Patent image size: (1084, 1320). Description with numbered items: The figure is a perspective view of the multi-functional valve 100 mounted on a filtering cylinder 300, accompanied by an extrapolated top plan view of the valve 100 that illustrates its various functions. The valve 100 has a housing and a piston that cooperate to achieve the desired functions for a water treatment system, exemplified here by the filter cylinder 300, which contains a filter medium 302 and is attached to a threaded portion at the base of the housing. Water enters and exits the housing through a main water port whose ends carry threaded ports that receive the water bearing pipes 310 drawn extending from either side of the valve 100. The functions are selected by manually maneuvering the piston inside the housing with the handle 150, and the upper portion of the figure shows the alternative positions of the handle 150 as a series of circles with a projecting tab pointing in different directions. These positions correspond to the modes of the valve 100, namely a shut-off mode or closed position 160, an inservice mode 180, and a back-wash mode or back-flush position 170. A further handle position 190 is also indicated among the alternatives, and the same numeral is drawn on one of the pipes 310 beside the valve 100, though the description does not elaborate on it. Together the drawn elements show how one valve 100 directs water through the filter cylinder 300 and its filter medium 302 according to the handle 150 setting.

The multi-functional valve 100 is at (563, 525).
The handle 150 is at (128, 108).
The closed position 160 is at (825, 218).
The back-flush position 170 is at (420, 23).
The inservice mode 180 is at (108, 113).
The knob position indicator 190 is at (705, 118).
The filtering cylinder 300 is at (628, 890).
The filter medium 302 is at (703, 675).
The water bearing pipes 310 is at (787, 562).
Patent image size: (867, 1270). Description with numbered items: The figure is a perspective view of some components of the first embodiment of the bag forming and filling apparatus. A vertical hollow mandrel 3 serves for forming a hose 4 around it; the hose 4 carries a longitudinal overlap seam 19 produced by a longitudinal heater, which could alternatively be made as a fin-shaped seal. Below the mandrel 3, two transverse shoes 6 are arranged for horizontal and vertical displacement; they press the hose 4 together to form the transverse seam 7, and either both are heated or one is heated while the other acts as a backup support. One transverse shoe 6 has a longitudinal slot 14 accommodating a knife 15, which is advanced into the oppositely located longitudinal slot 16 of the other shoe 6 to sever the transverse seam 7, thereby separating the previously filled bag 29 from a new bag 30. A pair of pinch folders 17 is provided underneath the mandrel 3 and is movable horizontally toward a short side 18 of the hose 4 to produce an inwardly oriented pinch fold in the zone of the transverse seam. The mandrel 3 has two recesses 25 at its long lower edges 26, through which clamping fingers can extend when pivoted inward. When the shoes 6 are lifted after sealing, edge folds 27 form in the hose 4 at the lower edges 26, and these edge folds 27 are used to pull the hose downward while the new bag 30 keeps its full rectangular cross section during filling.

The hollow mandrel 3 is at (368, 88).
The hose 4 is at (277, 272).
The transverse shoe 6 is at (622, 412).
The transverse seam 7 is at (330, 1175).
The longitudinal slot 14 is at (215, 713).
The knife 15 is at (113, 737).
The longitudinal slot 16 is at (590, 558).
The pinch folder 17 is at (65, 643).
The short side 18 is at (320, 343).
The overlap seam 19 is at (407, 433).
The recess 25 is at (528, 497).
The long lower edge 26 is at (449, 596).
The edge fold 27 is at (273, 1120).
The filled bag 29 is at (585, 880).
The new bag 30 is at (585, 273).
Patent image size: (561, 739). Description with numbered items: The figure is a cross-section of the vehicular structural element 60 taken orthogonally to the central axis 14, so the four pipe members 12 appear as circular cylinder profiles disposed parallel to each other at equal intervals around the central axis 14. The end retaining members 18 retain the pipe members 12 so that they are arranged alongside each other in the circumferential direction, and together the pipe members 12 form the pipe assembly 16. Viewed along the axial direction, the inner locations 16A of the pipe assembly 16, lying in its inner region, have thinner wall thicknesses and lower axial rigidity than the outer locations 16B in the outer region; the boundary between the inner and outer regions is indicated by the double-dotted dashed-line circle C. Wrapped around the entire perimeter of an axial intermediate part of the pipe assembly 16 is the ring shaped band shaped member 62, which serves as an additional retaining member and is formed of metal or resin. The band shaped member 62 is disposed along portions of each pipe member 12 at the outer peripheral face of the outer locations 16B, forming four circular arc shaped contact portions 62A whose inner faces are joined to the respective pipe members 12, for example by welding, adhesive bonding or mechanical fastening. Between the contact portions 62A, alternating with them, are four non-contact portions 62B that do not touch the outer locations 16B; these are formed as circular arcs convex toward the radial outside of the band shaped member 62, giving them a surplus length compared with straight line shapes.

Exercise goal:
Please recast every line of the three records above as a single numbered list, leaving out the blank lines.

Result of the exercise:
1. Patent image size: (1084, 1320). Description with numbered items: The figure is a perspective view of the multi-functional valve 100 mounted on a filtering cylinder 300, accompanied by an extrapolated top plan view of the valve 100 that illustrates its various functions. The valve 100 has a housing and a piston that cooperate to achieve the desired functions for a water treatment system, exemplified here by the filter cylinder 300, which contains a filter medium 302 and is attached to a threaded portion at the base of the housing. Water enters and exits the housing through a main water port whose ends carry threaded ports that receive the water bearing pipes 310 drawn extending from either side of the valve 100. The functions are selected by manually maneuvering the piston inside the housing with the handle 150, and the upper portion of the figure shows the alternative positions of the handle 150 as a series of circles with a projecting tab pointing in different directions. These positions correspond to the modes of the valve 100, namely a shut-off mode or closed position 160, an inservice mode 180, and a back-wash mode or back-flush position 170. A further handle position 190 is also indicated among the alternatives, and the same numeral is drawn on one of the pipes 310 beside the valve 100, though the description does not elaborate on it. Together the drawn elements show how one valve 100 directs water through the filter cylinder 300 and its filter medium 302 according to the handle 150 setting.
2. The multi-functional valve 100 is at (563, 525).
3. The handle 150 is at (128, 108).
4. The closed position 160 is at (825, 218).
5. The back-flush position 170 is at (420, 23).
6. The inservice mode 180 is at (108, 113).
7. The knob position indicator 190 is at (705, 118).
8. The filtering cylinder 300 is at (628, 890).
9. The filter medium 302 is at (703, 675).
10. The water bearing pipes 310 is at (787, 562).
11. Patent image size: (867, 1270). Description with numbered items: The figure is a perspective view of some components of the first embodiment of the bag forming and filling apparatus. A vertical hollow mandrel 3 serves for forming a hose 4 around it; the hose 4 carries a longitudinal overlap seam 19 produced by a longitudinal heater, which could alternatively be made as a fin-shaped seal. Below the mandrel 3, two transverse shoes 6 are arranged for horizontal and vertical displacement; they press the hose 4 together to form the transverse seam 7, and either both are heated or one is heated while the other acts as a backup support. One transverse shoe 6 has a longitudinal slot 14 accommodating a knife 15, which is advanced into the oppositely located longitudinal slot 16 of the other shoe 6 to sever the transverse seam 7, thereby separating the previously filled bag 29 from a new bag 30. A pair of pinch folders 17 is provided underneath the mandrel 3 and is movable horizontally toward a short side 18 of the hose 4 to produce an inwardly oriented pinch fold in the zone of the transverse seam. The mandrel 3 has two recesses 25 at its long lower edges 26, through which clamping fingers can extend when pivoted inward. When the shoes 6 are lifted after sealing, edge folds 27 form in the hose 4 at the lower edges 26, and these edge folds 27 are used to pull the hose downward while the new bag 30 keeps its full rectangular cross section during filling.
12. The hollow mandrel 3 is at (368, 88).
13. The hose 4 is at (277, 272).
14. The transverse shoe 6 is at (622, 412).
15. The transverse seam 7 is at (330, 1175).
16. The longitudinal slot 14 is at (215, 713).
17. The knife 15 is at (113, 737).
18. The longitudinal slot 16 is at (590, 558).
19. The pinch folder 17 is at (65, 643).
20. The short side 18 is at (320, 343).
21. The overlap seam 19 is at (407, 433).
22. The recess 25 is at (528, 497).
23. The long lower edge 26 is at (449, 596).
24. The edge fold 27 is at (273, 1120).
25. The filled bag 29 is at (585, 880).
26. The new bag 30 is at (585, 273).
27. Patent image size: (561, 739). Description with numbered items: The figure is a cross-section of the vehicular structural element 60 taken orthogonally to the central axis 14, so the four pipe members 12 appear as circular cylinder profiles disposed parallel to each other at equal intervals around the central axis 14. The end retaining members 18 retain the pipe members 12 so that they are arranged alongside each other in the circumferential direction, and together the pipe members 12 form the pipe assembly 16. Viewed along the axial direction, the inner locations 16A of the pipe assembly 16, lying in its inner region, have thinner wall thicknesses and lower axial rigidity than the outer locations 16B in the outer region; the boundary between the inner and outer regions is indicated by the double-dotted dashed-line circle C. Wrapped around the entire perimeter of an axial intermediate part of the pipe assembly 16 is the ring shaped band shaped member 62, which serves as an additional retaining member and is formed of metal or resin. The band shaped member 62 is disposed along portions of each pipe member 12 at the outer peripheral face of the outer locations 16B, forming four circular arc shaped contact portions 62A whose inner faces are joined to the respective pipe members 12, for example by welding, adhesive bonding or mechanical fastening. Between the contact portions 62A, alternating with them, are four non-contact portions 62B that do not touch the outer locations 16B; these are formed as circular arcs convex toward the radial outside of the band shaped member 62, giving them a surplus length compared with straight line shapes.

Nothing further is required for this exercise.